* WHAT YOU HAVE TO DO *
Copy each line below in which the word "name" occurs.

— Start DATASET EXCERPTS —

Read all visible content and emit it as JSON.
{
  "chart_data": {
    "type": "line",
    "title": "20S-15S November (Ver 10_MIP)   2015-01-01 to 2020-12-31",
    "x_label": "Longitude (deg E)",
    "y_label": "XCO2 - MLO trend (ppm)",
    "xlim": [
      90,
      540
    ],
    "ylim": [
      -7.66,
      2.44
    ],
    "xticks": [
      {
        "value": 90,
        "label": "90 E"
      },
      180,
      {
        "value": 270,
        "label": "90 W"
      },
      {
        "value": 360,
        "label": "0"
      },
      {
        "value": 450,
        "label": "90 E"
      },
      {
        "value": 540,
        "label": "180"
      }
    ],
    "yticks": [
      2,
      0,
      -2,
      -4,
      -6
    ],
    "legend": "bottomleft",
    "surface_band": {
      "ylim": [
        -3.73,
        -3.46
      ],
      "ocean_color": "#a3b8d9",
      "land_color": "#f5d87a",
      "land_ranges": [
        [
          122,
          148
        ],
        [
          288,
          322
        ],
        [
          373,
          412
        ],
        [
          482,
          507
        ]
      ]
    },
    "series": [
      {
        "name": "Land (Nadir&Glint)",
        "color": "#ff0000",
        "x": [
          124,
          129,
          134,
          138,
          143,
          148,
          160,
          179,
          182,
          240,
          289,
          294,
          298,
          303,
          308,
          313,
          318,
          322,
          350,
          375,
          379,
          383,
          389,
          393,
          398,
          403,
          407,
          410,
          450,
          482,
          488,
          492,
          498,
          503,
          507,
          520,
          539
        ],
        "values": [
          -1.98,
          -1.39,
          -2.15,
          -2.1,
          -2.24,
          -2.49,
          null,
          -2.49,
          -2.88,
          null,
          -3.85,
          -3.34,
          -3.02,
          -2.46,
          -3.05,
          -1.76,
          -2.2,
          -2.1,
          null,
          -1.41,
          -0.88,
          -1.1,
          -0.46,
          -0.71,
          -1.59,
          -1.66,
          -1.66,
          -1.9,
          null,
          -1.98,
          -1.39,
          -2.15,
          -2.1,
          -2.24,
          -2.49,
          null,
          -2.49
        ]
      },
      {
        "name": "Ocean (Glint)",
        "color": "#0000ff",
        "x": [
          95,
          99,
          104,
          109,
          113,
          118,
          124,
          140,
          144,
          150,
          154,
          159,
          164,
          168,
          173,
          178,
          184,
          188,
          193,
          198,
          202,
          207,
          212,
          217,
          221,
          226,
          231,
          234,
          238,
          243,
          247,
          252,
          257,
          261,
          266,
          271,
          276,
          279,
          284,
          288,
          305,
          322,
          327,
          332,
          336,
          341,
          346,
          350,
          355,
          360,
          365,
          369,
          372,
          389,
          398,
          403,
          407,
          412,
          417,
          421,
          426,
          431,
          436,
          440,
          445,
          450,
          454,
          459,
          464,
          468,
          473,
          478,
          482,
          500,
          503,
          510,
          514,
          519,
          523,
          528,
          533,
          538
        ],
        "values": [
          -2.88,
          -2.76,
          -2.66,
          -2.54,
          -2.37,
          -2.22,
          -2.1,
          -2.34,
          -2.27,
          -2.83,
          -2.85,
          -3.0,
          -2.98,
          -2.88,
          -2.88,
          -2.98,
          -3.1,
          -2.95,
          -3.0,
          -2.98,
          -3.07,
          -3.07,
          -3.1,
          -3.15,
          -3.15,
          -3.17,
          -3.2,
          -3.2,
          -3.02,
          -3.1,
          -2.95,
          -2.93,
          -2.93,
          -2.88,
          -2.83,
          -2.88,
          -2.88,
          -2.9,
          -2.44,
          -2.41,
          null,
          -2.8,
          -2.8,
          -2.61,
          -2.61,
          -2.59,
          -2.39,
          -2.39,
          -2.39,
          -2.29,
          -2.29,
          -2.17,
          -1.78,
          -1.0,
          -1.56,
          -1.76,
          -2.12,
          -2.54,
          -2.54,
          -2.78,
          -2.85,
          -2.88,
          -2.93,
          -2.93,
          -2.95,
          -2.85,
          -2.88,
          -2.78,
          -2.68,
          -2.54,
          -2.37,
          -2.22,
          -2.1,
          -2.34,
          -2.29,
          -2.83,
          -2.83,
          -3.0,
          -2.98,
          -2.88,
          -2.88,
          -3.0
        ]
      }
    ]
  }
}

— End DATASET EXCERPTS —

* EXERCISE ANSWER *
        "name": "Land (Nadir&Glint)",
        "name": "Ocean (Glint)",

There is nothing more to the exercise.